### Given problem
Every line that contains the word "chevron" should be copied out.

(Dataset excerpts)
★ ★ ★ ★ ★
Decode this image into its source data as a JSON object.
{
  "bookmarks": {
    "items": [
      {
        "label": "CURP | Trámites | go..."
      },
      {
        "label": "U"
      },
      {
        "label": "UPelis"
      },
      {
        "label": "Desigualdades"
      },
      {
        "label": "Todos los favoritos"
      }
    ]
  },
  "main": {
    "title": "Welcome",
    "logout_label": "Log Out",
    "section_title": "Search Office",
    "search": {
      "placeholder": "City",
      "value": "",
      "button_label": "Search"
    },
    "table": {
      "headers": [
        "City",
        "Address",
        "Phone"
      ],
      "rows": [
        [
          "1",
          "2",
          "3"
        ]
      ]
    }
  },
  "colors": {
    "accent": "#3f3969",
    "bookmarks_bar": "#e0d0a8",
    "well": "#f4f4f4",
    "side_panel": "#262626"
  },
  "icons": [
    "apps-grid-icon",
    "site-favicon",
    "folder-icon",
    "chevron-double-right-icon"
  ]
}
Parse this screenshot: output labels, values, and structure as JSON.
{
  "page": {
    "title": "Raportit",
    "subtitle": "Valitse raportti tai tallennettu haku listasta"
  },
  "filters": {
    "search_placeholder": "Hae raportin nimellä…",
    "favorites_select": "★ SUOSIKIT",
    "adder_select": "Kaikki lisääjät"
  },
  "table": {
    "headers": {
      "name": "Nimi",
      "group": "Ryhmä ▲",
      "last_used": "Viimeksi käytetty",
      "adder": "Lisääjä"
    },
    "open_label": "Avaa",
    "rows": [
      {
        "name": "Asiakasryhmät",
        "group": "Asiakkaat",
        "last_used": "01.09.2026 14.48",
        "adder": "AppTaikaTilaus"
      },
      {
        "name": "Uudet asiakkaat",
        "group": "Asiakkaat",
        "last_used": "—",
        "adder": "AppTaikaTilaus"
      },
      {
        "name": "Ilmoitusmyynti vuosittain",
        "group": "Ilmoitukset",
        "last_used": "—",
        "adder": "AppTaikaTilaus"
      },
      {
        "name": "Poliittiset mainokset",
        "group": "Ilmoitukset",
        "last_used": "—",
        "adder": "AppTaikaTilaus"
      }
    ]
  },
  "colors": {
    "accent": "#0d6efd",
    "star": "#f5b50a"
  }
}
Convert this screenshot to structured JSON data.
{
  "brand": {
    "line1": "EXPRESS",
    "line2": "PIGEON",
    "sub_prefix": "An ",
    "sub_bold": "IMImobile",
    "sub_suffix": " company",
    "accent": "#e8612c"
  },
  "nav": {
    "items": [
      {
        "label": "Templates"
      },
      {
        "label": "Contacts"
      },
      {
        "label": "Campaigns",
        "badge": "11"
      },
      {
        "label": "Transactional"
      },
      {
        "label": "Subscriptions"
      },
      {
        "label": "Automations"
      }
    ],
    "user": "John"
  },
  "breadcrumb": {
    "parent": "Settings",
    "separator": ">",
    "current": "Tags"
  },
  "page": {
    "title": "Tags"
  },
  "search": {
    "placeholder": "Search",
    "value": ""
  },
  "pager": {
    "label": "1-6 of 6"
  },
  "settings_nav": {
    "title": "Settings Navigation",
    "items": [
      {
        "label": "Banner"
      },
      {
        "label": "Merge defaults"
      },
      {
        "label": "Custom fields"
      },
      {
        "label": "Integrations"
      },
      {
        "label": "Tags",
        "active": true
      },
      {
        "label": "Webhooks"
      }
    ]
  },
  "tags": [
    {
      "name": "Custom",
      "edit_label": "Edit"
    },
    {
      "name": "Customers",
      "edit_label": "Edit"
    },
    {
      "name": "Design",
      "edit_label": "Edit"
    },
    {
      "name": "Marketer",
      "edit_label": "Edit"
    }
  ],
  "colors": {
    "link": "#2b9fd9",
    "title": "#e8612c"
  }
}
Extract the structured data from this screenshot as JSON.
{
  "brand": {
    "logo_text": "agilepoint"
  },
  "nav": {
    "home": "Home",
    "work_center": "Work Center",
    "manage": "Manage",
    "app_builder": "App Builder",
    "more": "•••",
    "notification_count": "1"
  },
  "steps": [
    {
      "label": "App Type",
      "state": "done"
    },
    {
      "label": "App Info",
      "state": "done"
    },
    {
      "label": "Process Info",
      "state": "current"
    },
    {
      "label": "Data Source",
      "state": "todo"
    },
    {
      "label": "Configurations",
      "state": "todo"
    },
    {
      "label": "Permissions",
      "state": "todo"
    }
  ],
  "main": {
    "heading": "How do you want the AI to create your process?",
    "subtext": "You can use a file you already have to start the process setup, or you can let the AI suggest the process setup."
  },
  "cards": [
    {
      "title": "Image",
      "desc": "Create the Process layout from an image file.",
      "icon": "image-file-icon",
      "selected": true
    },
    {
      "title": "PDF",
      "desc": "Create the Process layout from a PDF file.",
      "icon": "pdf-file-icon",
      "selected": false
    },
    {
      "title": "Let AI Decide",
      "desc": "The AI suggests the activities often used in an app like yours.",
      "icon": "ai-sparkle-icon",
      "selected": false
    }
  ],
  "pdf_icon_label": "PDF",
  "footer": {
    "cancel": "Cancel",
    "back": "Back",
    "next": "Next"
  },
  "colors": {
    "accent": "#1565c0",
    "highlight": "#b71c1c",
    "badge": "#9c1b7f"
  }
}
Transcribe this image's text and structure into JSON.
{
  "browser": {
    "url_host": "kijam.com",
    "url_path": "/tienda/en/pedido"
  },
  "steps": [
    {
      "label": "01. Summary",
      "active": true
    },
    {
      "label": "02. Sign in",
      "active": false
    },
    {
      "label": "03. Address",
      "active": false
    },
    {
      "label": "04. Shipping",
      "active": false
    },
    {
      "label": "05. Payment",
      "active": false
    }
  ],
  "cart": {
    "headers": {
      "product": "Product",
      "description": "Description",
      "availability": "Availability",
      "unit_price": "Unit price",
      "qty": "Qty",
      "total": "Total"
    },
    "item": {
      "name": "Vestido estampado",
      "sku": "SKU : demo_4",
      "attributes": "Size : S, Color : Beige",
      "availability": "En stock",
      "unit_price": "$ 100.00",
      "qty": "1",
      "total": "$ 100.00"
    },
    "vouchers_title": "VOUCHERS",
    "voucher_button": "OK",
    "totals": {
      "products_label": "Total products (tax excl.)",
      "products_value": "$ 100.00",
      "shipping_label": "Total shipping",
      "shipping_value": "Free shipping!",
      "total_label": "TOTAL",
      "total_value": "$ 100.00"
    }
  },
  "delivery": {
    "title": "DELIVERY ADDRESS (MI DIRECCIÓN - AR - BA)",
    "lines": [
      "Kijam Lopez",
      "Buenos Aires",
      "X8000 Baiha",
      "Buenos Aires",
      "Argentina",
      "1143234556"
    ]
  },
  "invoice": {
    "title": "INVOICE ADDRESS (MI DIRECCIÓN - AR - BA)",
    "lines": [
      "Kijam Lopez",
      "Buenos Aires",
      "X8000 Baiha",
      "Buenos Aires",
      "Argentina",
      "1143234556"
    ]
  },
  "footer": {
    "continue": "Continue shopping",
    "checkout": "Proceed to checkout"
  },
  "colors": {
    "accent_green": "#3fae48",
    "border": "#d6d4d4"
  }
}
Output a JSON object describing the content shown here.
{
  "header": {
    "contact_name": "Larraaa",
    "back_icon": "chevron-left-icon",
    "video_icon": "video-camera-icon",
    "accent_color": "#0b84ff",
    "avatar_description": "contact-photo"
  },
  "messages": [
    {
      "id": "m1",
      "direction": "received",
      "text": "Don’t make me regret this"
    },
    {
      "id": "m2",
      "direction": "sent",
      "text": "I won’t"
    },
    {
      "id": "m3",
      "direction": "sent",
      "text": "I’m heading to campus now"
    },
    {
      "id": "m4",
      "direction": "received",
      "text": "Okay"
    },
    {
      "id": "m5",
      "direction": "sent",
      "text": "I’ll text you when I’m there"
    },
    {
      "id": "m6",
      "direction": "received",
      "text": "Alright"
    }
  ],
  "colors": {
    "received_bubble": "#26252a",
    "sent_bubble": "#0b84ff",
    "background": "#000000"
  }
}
★ ★ ★ ★ ★
### Worked answer
    "chevron-double-right-icon"
    "back_icon": "chevron-left-icon",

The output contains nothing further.